Without the images, output each record below as it stands.

[Saved data entries]

.....

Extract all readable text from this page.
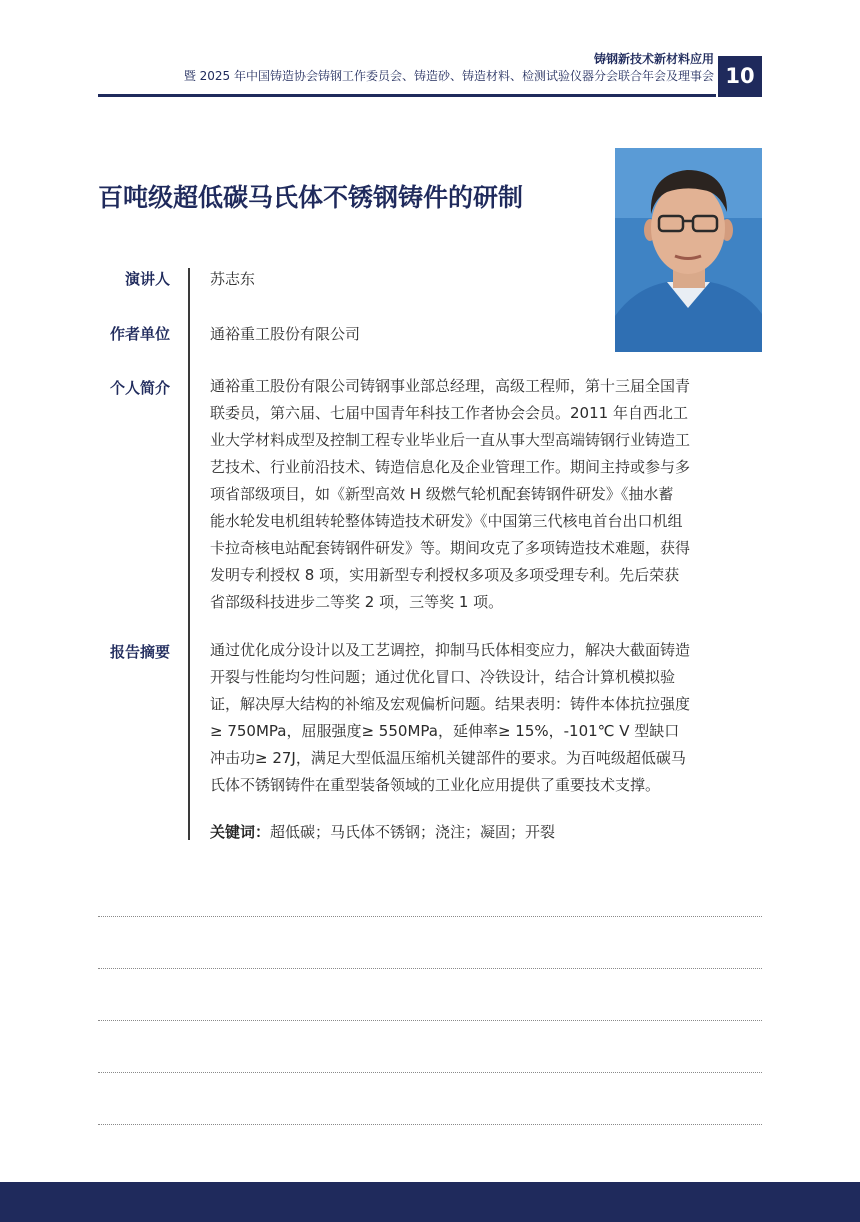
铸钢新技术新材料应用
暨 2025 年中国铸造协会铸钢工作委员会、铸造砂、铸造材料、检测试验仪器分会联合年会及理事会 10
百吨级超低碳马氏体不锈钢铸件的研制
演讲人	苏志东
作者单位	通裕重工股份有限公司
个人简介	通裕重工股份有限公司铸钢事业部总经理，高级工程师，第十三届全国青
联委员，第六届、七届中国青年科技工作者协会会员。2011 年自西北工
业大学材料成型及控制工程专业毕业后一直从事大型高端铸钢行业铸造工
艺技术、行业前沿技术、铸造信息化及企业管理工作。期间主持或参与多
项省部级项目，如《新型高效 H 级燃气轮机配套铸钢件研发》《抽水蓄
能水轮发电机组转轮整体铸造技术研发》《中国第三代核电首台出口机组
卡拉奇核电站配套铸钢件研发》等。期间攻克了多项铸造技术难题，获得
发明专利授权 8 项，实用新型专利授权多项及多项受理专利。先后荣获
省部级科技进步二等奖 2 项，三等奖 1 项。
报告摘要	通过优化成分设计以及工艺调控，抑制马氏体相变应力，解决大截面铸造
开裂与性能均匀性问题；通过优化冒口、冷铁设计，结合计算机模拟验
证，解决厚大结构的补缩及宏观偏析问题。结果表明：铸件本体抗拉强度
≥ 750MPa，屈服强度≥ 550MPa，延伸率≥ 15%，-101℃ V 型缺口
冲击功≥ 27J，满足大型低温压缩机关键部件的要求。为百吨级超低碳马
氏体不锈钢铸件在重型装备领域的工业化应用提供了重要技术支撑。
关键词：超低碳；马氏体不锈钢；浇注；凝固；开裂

.....

*REPLY TO THE TASK:*
Extract all readable text from this page.
铸钢新技术新材料应用
暨 2025 年中国铸造协会铸钢工作委员会、铸造砂、铸造材料、检测试验仪器分会联合年会及理事会 10
百吨级超低碳马氏体不锈钢铸件的研制
演讲人	苏志东
作者单位	通裕重工股份有限公司
个人简介	通裕重工股份有限公司铸钢事业部总经理，高级工程师，第十三届全国青
联委员，第六届、七届中国青年科技工作者协会会员。2011 年自西北工
业大学材料成型及控制工程专业毕业后一直从事大型高端铸钢行业铸造工
艺技术、行业前沿技术、铸造信息化及企业管理工作。期间主持或参与多
项省部级项目，如《新型高效 H 级燃气轮机配套铸钢件研发》《抽水蓄
能水轮发电机组转轮整体铸造技术研发》《中国第三代核电首台出口机组
卡拉奇核电站配套铸钢件研发》等。期间攻克了多项铸造技术难题，获得
发明专利授权 8 项，实用新型专利授权多项及多项受理专利。先后荣获
省部级科技进步二等奖 2 项，三等奖 1 项。
报告摘要	通过优化成分设计以及工艺调控，抑制马氏体相变应力，解决大截面铸造
开裂与性能均匀性问题；通过优化冒口、冷铁设计，结合计算机模拟验
证，解决厚大结构的补缩及宏观偏析问题。结果表明：铸件本体抗拉强度
≥ 750MPa，屈服强度≥ 550MPa，延伸率≥ 15%，-101℃ V 型缺口
冲击功≥ 27J，满足大型低温压缩机关键部件的要求。为百吨级超低碳马
氏体不锈钢铸件在重型装备领域的工业化应用提供了重要技术支撑。
关键词：超低碳；马氏体不锈钢；浇注；凝固；开裂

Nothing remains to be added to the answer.